* _Do this_: Take the entries below and reproduce them word for word.

* _Data shown_:
#####

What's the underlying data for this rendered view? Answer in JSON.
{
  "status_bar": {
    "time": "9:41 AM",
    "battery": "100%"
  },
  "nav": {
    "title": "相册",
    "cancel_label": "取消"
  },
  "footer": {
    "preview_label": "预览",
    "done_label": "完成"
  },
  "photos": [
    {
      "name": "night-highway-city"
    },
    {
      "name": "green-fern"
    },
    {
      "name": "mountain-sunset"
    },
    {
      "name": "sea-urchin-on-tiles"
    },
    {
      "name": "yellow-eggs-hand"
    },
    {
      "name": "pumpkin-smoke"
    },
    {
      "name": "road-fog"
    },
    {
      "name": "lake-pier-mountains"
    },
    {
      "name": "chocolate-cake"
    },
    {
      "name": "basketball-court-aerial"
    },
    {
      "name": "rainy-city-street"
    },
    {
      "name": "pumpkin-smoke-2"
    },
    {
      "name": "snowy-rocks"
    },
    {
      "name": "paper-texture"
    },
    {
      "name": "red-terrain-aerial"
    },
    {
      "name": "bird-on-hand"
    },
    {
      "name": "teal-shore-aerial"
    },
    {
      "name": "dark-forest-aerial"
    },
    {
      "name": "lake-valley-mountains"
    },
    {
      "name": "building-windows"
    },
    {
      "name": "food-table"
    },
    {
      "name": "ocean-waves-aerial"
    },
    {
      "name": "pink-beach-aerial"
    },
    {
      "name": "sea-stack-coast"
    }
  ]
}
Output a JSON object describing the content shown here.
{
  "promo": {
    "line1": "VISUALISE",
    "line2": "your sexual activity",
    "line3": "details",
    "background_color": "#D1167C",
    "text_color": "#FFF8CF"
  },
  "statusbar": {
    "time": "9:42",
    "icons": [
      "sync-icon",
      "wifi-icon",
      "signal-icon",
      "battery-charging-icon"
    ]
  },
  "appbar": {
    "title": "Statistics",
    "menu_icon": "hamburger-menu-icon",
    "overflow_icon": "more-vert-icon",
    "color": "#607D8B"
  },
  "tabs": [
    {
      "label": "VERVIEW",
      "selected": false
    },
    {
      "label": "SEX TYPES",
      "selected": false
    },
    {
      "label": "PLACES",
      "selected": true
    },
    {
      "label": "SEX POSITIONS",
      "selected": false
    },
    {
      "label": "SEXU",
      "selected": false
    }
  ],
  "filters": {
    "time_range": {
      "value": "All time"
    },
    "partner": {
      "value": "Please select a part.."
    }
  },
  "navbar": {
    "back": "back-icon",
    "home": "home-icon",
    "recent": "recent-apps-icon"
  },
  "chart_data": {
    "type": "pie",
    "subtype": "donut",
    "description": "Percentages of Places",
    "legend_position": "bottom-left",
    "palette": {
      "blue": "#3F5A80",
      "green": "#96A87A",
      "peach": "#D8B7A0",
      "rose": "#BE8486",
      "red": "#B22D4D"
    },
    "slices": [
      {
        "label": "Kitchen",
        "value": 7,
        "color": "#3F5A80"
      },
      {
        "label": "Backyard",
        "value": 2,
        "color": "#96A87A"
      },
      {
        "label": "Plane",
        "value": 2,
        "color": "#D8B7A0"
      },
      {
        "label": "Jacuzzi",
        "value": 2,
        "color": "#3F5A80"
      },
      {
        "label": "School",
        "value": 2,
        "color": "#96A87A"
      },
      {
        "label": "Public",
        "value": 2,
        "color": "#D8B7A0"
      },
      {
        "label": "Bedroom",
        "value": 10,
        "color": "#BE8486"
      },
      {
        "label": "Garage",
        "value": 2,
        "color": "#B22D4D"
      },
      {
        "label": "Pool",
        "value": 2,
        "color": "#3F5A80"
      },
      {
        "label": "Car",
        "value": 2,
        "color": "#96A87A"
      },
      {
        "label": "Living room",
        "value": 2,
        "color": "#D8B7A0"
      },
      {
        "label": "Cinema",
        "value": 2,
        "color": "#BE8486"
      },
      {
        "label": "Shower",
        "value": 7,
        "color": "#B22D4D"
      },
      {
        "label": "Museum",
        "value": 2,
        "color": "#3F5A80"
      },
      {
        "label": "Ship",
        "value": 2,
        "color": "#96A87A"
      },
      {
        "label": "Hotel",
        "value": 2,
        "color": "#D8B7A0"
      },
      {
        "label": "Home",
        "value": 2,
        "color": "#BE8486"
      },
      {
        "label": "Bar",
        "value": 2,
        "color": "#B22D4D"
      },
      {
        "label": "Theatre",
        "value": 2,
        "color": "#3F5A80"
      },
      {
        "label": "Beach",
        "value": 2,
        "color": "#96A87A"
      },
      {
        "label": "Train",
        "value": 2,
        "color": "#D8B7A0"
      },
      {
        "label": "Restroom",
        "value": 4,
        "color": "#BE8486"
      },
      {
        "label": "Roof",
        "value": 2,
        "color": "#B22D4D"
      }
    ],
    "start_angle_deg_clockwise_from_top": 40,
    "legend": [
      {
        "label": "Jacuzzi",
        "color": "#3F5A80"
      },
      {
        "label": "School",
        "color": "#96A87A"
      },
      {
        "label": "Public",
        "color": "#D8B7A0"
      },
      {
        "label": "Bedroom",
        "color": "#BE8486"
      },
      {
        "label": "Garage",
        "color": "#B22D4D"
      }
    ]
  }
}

#####

* _Solution to this task_:
What's the underlying data for this rendered view? Answer in JSON.
{
  "status_bar": {
    "time": "9:41 AM",
    "battery": "100%"
  },
  "nav": {
    "title": "相册",
    "cancel_label": "取消"
  },
  "footer": {
    "preview_label": "预览",
    "done_label": "完成"
  },
  "photos": [
    {
      "name": "night-highway-city"
    },
    {
      "name": "green-fern"
    },
    {
      "name": "mountain-sunset"
    },
    {
      "name": "sea-urchin-on-tiles"
    },
    {
      "name": "yellow-eggs-hand"
    },
    {
      "name": "pumpkin-smoke"
    },
    {
      "name": "road-fog"
    },
    {
      "name": "lake-pier-mountains"
    },
    {
      "name": "chocolate-cake"
    },
    {
      "name": "basketball-court-aerial"
    },
    {
      "name": "rainy-city-street"
    },
    {
      "name": "pumpkin-smoke-2"
    },
    {
      "name": "snowy-rocks"
    },
    {
      "name": "paper-texture"
    },
    {
      "name": "red-terrain-aerial"
    },
    {
      "name": "bird-on-hand"
    },
    {
      "name": "teal-shore-aerial"
    },
    {
      "name": "dark-forest-aerial"
    },
    {
      "name": "lake-valley-mountains"
    },
    {
      "name": "building-windows"
    },
    {
      "name": "food-table"
    },
    {
      "name": "ocean-waves-aerial"
    },
    {
      "name": "pink-beach-aerial"
    },
    {
      "name": "sea-stack-coast"
    }
  ]
}
Output a JSON object describing the content shown here.
{
  "promo": {
    "line1": "VISUALISE",
    "line2": "your sexual activity",
    "line3": "details",
    "background_color": "#D1167C",
    "text_color": "#FFF8CF"
  },
  "statusbar": {
    "time": "9:42",
    "icons": [
      "sync-icon",
      "wifi-icon",
      "signal-icon",
      "battery-charging-icon"
    ]
  },
  "appbar": {
    "title": "Statistics",
    "menu_icon": "hamburger-menu-icon",
    "overflow_icon": "more-vert-icon",
    "color": "#607D8B"
  },
  "tabs": [
    {
      "label": "VERVIEW",
      "selected": false
    },
    {
      "label": "SEX TYPES",
      "selected": false
    },
    {
      "label": "PLACES",
      "selected": true
    },
    {
      "label": "SEX POSITIONS",
      "selected": false
    },
    {
      "label": "SEXU",
      "selected": false
    }
  ],
  "filters": {
    "time_range": {
      "value": "All time"
    },
    "partner": {
      "value": "Please select a part.."
    }
  },
  "navbar": {
    "back": "back-icon",
    "home": "home-icon",
    "recent": "recent-apps-icon"
  },
  "chart_data": {
    "type": "pie",
    "subtype": "donut",
    "description": "Percentages of Places",
    "legend_position": "bottom-left",
    "palette": {
      "blue": "#3F5A80",
      "green": "#96A87A",
      "peach": "#D8B7A0",
      "rose": "#BE8486",
      "red": "#B22D4D"
    },
    "slices": [
      {
        "label": "Kitchen",
        "value": 7,
        "color": "#3F5A80"
      },
      {
        "label": "Backyard",
        "value": 2,
        "color": "#96A87A"
      },
      {
        "label": "Plane",
        "value": 2,
        "color": "#D8B7A0"
      },
      {
        "label": "Jacuzzi",
        "value": 2,
        "color": "#3F5A80"
      },
      {
        "label": "School",
        "value": 2,
        "color": "#96A87A"
      },
      {
        "label": "Public",
        "value": 2,
        "color": "#D8B7A0"
      },
      {
        "label": "Bedroom",
        "value": 10,
        "color": "#BE8486"
      },
      {
        "label": "Garage",
        "value": 2,
        "color": "#B22D4D"
      },
      {
        "label": "Pool",
        "value": 2,
        "color": "#3F5A80"
      },
      {
        "label": "Car",
        "value": 2,
        "color": "#96A87A"
      },
      {
        "label": "Living room",
        "value": 2,
        "color": "#D8B7A0"
      },
      {
        "label": "Cinema",
        "value": 2,
        "color": "#BE8486"
      },
      {
        "label": "Shower",
        "value": 7,
        "color": "#B22D4D"
      },
      {
        "label": "Museum",
        "value": 2,
        "color": "#3F5A80"
      },
      {
        "label": "Ship",
        "value": 2,
        "color": "#96A87A"
      },
      {
        "label": "Hotel",
        "value": 2,
        "color": "#D8B7A0"
      },
      {
        "label": "Home",
        "value": 2,
        "color": "#BE8486"
      },
      {
        "label": "Bar",
        "value": 2,
        "color": "#B22D4D"
      },
      {
        "label": "Theatre",
        "value": 2,
        "color": "#3F5A80"
      },
      {
        "label": "Beach",
        "value": 2,
        "color": "#96A87A"
      },
      {
        "label": "Train",
        "value": 2,
        "color": "#D8B7A0"
      },
      {
        "label": "Restroom",
        "value": 4,
        "color": "#BE8486"
      },
      {
        "label": "Roof",
        "value": 2,
        "color": "#B22D4D"
      }
    ],
    "start_angle_deg_clockwise_from_top": 40,
    "legend": [
      {
        "label": "Jacuzzi",
        "color": "#3F5A80"
      },
      {
        "label": "School",
        "color": "#96A87A"
      },
      {
        "label": "Public",
        "color": "#D8B7A0"
      },
      {
        "label": "Bedroom",
        "color": "#BE8486"
      },
      {
        "label": "Garage",
        "color": "#B22D4D"
      }
    ]
  }
}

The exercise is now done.